--- Records supplied ---
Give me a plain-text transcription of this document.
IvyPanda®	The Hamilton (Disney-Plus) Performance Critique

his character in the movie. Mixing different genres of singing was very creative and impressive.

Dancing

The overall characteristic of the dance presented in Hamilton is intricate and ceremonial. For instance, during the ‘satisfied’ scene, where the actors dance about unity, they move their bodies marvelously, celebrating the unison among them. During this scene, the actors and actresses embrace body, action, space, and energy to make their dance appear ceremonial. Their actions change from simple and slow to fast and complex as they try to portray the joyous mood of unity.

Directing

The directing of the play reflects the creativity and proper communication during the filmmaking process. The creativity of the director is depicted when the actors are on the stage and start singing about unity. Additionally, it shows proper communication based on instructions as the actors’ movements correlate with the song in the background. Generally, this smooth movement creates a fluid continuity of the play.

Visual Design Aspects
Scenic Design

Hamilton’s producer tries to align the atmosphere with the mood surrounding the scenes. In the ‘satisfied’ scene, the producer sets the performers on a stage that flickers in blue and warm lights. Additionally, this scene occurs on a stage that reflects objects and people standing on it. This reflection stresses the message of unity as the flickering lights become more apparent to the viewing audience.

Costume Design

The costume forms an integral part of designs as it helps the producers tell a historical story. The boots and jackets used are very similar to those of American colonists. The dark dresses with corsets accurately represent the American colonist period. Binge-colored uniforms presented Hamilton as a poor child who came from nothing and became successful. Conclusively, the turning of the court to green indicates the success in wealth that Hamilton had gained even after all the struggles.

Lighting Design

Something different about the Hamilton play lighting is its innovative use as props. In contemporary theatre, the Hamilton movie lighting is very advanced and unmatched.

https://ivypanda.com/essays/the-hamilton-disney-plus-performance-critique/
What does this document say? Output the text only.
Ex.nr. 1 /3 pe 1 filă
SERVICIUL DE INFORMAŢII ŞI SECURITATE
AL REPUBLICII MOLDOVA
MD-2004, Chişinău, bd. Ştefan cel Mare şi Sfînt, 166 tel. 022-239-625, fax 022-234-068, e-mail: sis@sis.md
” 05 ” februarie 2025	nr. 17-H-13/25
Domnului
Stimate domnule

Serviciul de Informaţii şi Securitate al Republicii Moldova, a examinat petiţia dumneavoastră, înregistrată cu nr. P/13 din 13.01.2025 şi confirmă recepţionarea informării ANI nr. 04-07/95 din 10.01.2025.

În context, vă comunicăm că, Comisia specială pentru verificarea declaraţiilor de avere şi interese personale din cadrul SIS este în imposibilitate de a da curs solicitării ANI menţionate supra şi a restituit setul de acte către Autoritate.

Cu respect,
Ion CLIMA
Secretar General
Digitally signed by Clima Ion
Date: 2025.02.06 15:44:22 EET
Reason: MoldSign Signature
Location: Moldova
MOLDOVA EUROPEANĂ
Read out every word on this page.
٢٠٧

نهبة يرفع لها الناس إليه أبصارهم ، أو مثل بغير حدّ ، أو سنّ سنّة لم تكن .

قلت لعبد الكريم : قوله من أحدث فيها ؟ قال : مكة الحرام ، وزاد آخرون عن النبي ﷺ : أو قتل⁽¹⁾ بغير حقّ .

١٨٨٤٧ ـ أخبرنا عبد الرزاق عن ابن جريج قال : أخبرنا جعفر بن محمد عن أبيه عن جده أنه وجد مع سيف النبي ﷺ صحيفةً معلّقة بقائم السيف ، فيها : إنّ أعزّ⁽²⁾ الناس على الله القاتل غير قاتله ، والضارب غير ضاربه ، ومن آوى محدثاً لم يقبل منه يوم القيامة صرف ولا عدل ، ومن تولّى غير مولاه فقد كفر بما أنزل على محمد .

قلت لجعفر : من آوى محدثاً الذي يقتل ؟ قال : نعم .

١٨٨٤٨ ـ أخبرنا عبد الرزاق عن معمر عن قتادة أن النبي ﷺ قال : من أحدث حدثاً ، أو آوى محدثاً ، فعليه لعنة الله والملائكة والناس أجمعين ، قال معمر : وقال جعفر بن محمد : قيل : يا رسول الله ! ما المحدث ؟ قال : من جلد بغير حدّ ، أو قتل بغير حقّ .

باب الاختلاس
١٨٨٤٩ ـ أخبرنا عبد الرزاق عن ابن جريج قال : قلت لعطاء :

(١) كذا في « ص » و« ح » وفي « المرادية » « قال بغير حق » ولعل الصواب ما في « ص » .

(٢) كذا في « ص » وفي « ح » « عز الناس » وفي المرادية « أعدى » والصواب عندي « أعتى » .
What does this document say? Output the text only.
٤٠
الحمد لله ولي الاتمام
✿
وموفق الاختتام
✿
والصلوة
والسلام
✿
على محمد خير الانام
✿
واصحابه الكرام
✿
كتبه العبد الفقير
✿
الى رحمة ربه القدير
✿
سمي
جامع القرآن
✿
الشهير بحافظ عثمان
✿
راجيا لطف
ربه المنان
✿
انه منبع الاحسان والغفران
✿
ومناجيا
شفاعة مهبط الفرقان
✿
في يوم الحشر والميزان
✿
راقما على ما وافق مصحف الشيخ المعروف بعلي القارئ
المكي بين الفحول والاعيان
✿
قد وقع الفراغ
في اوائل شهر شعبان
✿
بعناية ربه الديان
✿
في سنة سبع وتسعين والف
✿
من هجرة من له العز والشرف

--- Problem to solve ---
Transcribe each record exactly. Leave nothing out.

--- Final result ---
Give me a plain-text transcription of this document.
IvyPanda®	The Hamilton (Disney-Plus) Performance Critique

his character in the movie. Mixing different genres of singing was very creative and impressive.

Dancing

The overall characteristic of the dance presented in Hamilton is intricate and ceremonial. For instance, during the ‘satisfied’ scene, where the actors dance about unity, they move their bodies marvelously, celebrating the unison among them. During this scene, the actors and actresses embrace body, action, space, and energy to make their dance appear ceremonial. Their actions change from simple and slow to fast and complex as they try to portray the joyous mood of unity.

Directing

The directing of the play reflects the creativity and proper communication during the filmmaking process. The creativity of the director is depicted when the actors are on the stage and start singing about unity. Additionally, it shows proper communication based on instructions as the actors’ movements correlate with the song in the background. Generally, this smooth movement creates a fluid continuity of the play.

Visual Design Aspects
Scenic Design

Hamilton’s producer tries to align the atmosphere with the mood surrounding the scenes. In the ‘satisfied’ scene, the producer sets the performers on a stage that flickers in blue and warm lights. Additionally, this scene occurs on a stage that reflects objects and people standing on it. This reflection stresses the message of unity as the flickering lights become more apparent to the viewing audience.

Costume Design

The costume forms an integral part of designs as it helps the producers tell a historical story. The boots and jackets used are very similar to those of American colonists. The dark dresses with corsets accurately represent the American colonist period. Binge-colored uniforms presented Hamilton as a poor child who came from nothing and became successful. Conclusively, the turning of the court to green indicates the success in wealth that Hamilton had gained even after all the struggles.

Lighting Design

Something different about the Hamilton play lighting is its innovative use as props. In contemporary theatre, the Hamilton movie lighting is very advanced and unmatched.

https://ivypanda.com/essays/the-hamilton-disney-plus-performance-critique/
What does this document say? Output the text only.
Ex.nr. 1 /3 pe 1 filă
SERVICIUL DE INFORMAŢII ŞI SECURITATE
AL REPUBLICII MOLDOVA
MD-2004, Chişinău, bd. Ştefan cel Mare şi Sfînt, 166 tel. 022-239-625, fax 022-234-068, e-mail: sis@sis.md
” 05 ” februarie 2025	nr. 17-H-13/25
Domnului
Stimate domnule

Serviciul de Informaţii şi Securitate al Republicii Moldova, a examinat petiţia dumneavoastră, înregistrată cu nr. P/13 din 13.01.2025 şi confirmă recepţionarea informării ANI nr. 04-07/95 din 10.01.2025.

În context, vă comunicăm că, Comisia specială pentru verificarea declaraţiilor de avere şi interese personale din cadrul SIS este în imposibilitate de a da curs solicitării ANI menţionate supra şi a restituit setul de acte către Autoritate.

Cu respect,
Ion CLIMA
Secretar General
Digitally signed by Clima Ion
Date: 2025.02.06 15:44:22 EET
Reason: MoldSign Signature
Location: Moldova
MOLDOVA EUROPEANĂ
Read out every word on this page.
٢٠٧

نهبة يرفع لها الناس إليه أبصارهم ، أو مثل بغير حدّ ، أو سنّ سنّة لم تكن .

قلت لعبد الكريم : قوله من أحدث فيها ؟ قال : مكة الحرام ، وزاد آخرون عن النبي ﷺ : أو قتل⁽¹⁾ بغير حقّ .

١٨٨٤٧ ـ أخبرنا عبد الرزاق عن ابن جريج قال : أخبرنا جعفر بن محمد عن أبيه عن جده أنه وجد مع سيف النبي ﷺ صحيفةً معلّقة بقائم السيف ، فيها : إنّ أعزّ⁽²⁾ الناس على الله القاتل غير قاتله ، والضارب غير ضاربه ، ومن آوى محدثاً لم يقبل منه يوم القيامة صرف ولا عدل ، ومن تولّى غير مولاه فقد كفر بما أنزل على محمد .

قلت لجعفر : من آوى محدثاً الذي يقتل ؟ قال : نعم .

١٨٨٤٨ ـ أخبرنا عبد الرزاق عن معمر عن قتادة أن النبي ﷺ قال : من أحدث حدثاً ، أو آوى محدثاً ، فعليه لعنة الله والملائكة والناس أجمعين ، قال معمر : وقال جعفر بن محمد : قيل : يا رسول الله ! ما المحدث ؟ قال : من جلد بغير حدّ ، أو قتل بغير حقّ .

باب الاختلاس
١٨٨٤٩ ـ أخبرنا عبد الرزاق عن ابن جريج قال : قلت لعطاء :

(١) كذا في « ص » و« ح » وفي « المرادية » « قال بغير حق » ولعل الصواب ما في « ص » .

(٢) كذا في « ص » وفي « ح » « عز الناس » وفي المرادية « أعدى » والصواب عندي « أعتى » .
What does this document say? Output the text only.
٤٠
الحمد لله ولي الاتمام
✿
وموفق الاختتام
✿
والصلوة
والسلام
✿
على محمد خير الانام
✿
واصحابه الكرام
✿
كتبه العبد الفقير
✿
الى رحمة ربه القدير
✿
سمي
جامع القرآن
✿
الشهير بحافظ عثمان
✿
راجيا لطف
ربه المنان
✿
انه منبع الاحسان والغفران
✿
ومناجيا
شفاعة مهبط الفرقان
✿
في يوم الحشر والميزان
✿
راقما على ما وافق مصحف الشيخ المعروف بعلي القارئ
المكي بين الفحول والاعيان
✿
قد وقع الفراغ
في اوائل شهر شعبان
✿
بعناية ربه الديان
✿
في سنة سبع وتسعين والف
✿
من هجرة من له العز والشرف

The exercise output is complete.